* _Data section_
= = = =

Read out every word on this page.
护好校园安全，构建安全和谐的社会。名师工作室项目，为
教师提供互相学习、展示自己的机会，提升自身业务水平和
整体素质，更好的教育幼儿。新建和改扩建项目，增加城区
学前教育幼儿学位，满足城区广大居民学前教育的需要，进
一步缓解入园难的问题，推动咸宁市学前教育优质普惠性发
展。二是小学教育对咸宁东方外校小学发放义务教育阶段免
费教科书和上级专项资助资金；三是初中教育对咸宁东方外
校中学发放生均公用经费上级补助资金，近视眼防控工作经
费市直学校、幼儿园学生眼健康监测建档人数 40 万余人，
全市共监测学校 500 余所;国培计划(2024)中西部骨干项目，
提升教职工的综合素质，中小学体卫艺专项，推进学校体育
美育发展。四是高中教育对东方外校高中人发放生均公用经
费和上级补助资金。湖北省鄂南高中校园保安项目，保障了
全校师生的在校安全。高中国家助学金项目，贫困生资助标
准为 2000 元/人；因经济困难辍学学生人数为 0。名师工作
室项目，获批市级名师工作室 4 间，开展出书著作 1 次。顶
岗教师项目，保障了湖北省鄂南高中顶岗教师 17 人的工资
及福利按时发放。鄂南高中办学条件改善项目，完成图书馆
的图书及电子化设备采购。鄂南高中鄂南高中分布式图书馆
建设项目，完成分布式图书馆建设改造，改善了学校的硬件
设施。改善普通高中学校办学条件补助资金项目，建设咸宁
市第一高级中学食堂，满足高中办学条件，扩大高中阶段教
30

= = = =

* _Requirement_
In this exercise, repeat all entries exactly.

* _Written answer_
Read out every word on this page.
护好校园安全，构建安全和谐的社会。名师工作室项目，为
教师提供互相学习、展示自己的机会，提升自身业务水平和
整体素质，更好的教育幼儿。新建和改扩建项目，增加城区
学前教育幼儿学位，满足城区广大居民学前教育的需要，进
一步缓解入园难的问题，推动咸宁市学前教育优质普惠性发
展。二是小学教育对咸宁东方外校小学发放义务教育阶段免
费教科书和上级专项资助资金；三是初中教育对咸宁东方外
校中学发放生均公用经费上级补助资金，近视眼防控工作经
费市直学校、幼儿园学生眼健康监测建档人数 40 万余人，
全市共监测学校 500 余所;国培计划(2024)中西部骨干项目，
提升教职工的综合素质，中小学体卫艺专项，推进学校体育
美育发展。四是高中教育对东方外校高中人发放生均公用经
费和上级补助资金。湖北省鄂南高中校园保安项目，保障了
全校师生的在校安全。高中国家助学金项目，贫困生资助标
准为 2000 元/人；因经济困难辍学学生人数为 0。名师工作
室项目，获批市级名师工作室 4 间，开展出书著作 1 次。顶
岗教师项目，保障了湖北省鄂南高中顶岗教师 17 人的工资
及福利按时发放。鄂南高中办学条件改善项目，完成图书馆
的图书及电子化设备采购。鄂南高中鄂南高中分布式图书馆
建设项目，完成分布式图书馆建设改造，改善了学校的硬件
设施。改善普通高中学校办学条件补助资金项目，建设咸宁
市第一高级中学食堂，满足高中办学条件，扩大高中阶段教
30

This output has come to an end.